- Task inputs
-- Start --

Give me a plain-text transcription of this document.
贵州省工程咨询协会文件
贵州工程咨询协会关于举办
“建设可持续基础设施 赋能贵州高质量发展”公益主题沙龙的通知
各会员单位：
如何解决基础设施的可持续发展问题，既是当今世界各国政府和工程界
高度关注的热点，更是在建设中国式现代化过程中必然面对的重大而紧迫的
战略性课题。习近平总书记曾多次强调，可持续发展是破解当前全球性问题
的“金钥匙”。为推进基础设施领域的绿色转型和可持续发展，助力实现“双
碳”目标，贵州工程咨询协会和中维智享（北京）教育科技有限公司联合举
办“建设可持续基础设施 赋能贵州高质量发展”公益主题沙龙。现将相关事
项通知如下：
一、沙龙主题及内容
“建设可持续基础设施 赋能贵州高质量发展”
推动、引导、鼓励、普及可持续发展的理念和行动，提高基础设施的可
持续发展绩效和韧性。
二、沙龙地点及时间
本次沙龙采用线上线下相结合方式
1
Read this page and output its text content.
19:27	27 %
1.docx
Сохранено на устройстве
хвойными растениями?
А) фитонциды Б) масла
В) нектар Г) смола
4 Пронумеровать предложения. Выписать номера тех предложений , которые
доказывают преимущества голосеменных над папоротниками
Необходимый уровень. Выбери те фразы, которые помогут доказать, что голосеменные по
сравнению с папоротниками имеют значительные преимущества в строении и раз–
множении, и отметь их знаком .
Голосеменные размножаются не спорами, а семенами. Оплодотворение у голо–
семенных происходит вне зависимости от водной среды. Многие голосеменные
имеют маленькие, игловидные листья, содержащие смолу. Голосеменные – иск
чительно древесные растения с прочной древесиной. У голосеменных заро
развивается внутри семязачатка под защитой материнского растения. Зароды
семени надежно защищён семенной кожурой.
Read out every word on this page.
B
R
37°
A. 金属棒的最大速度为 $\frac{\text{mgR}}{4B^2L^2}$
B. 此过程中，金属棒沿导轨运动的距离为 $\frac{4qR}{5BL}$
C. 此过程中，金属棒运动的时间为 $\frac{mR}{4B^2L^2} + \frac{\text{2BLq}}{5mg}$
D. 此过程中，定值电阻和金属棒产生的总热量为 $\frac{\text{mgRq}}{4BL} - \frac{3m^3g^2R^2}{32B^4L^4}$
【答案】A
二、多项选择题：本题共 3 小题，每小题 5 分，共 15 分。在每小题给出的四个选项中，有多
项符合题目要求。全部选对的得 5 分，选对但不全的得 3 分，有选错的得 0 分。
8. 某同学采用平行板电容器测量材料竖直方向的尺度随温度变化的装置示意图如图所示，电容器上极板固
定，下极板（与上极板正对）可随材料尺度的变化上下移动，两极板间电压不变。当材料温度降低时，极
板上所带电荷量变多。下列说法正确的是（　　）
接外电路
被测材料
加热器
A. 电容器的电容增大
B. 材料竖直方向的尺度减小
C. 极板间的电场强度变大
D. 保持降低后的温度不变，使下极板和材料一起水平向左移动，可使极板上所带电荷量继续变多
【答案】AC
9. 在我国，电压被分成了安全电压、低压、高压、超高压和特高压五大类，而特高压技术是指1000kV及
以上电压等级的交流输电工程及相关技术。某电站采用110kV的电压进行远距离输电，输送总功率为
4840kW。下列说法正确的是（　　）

-- End --

- Stated goal
Every entry should be printed again exactly as it stands.

- Output of the task
Give me a plain-text transcription of this document.
贵州省工程咨询协会文件
贵州工程咨询协会关于举办
“建设可持续基础设施 赋能贵州高质量发展”公益主题沙龙的通知
各会员单位：
如何解决基础设施的可持续发展问题，既是当今世界各国政府和工程界
高度关注的热点，更是在建设中国式现代化过程中必然面对的重大而紧迫的
战略性课题。习近平总书记曾多次强调，可持续发展是破解当前全球性问题
的“金钥匙”。为推进基础设施领域的绿色转型和可持续发展，助力实现“双
碳”目标，贵州工程咨询协会和中维智享（北京）教育科技有限公司联合举
办“建设可持续基础设施 赋能贵州高质量发展”公益主题沙龙。现将相关事
项通知如下：
一、沙龙主题及内容
“建设可持续基础设施 赋能贵州高质量发展”
推动、引导、鼓励、普及可持续发展的理念和行动，提高基础设施的可
持续发展绩效和韧性。
二、沙龙地点及时间
本次沙龙采用线上线下相结合方式
1
Read this page and output its text content.
19:27	27 %
1.docx
Сохранено на устройстве
хвойными растениями?
А) фитонциды Б) масла
В) нектар Г) смола
4 Пронумеровать предложения. Выписать номера тех предложений , которые
доказывают преимущества голосеменных над папоротниками
Необходимый уровень. Выбери те фразы, которые помогут доказать, что голосеменные по
сравнению с папоротниками имеют значительные преимущества в строении и раз–
множении, и отметь их знаком .
Голосеменные размножаются не спорами, а семенами. Оплодотворение у голо–
семенных происходит вне зависимости от водной среды. Многие голосеменные
имеют маленькие, игловидные листья, содержащие смолу. Голосеменные – иск
чительно древесные растения с прочной древесиной. У голосеменных заро
развивается внутри семязачатка под защитой материнского растения. Зароды
семени надежно защищён семенной кожурой.
Read out every word on this page.
B
R
37°
A. 金属棒的最大速度为 $\frac{\text{mgR}}{4B^2L^2}$
B. 此过程中，金属棒沿导轨运动的距离为 $\frac{4qR}{5BL}$
C. 此过程中，金属棒运动的时间为 $\frac{mR}{4B^2L^2} + \frac{\text{2BLq}}{5mg}$
D. 此过程中，定值电阻和金属棒产生的总热量为 $\frac{\text{mgRq}}{4BL} - \frac{3m^3g^2R^2}{32B^4L^4}$
【答案】A
二、多项选择题：本题共 3 小题，每小题 5 分，共 15 分。在每小题给出的四个选项中，有多
项符合题目要求。全部选对的得 5 分，选对但不全的得 3 分，有选错的得 0 分。
8. 某同学采用平行板电容器测量材料竖直方向的尺度随温度变化的装置示意图如图所示，电容器上极板固
定，下极板（与上极板正对）可随材料尺度的变化上下移动，两极板间电压不变。当材料温度降低时，极
板上所带电荷量变多。下列说法正确的是（　　）
接外电路
被测材料
加热器
A. 电容器的电容增大
B. 材料竖直方向的尺度减小
C. 极板间的电场强度变大
D. 保持降低后的温度不变，使下极板和材料一起水平向左移动，可使极板上所带电荷量继续变多
【答案】AC
9. 在我国，电压被分成了安全电压、低压、高压、超高压和特高压五大类，而特高压技术是指1000kV及
以上电压等级的交流输电工程及相关技术。某电站采用110kV的电压进行远距离输电，输送总功率为
4840kW。下列说法正确的是（　　）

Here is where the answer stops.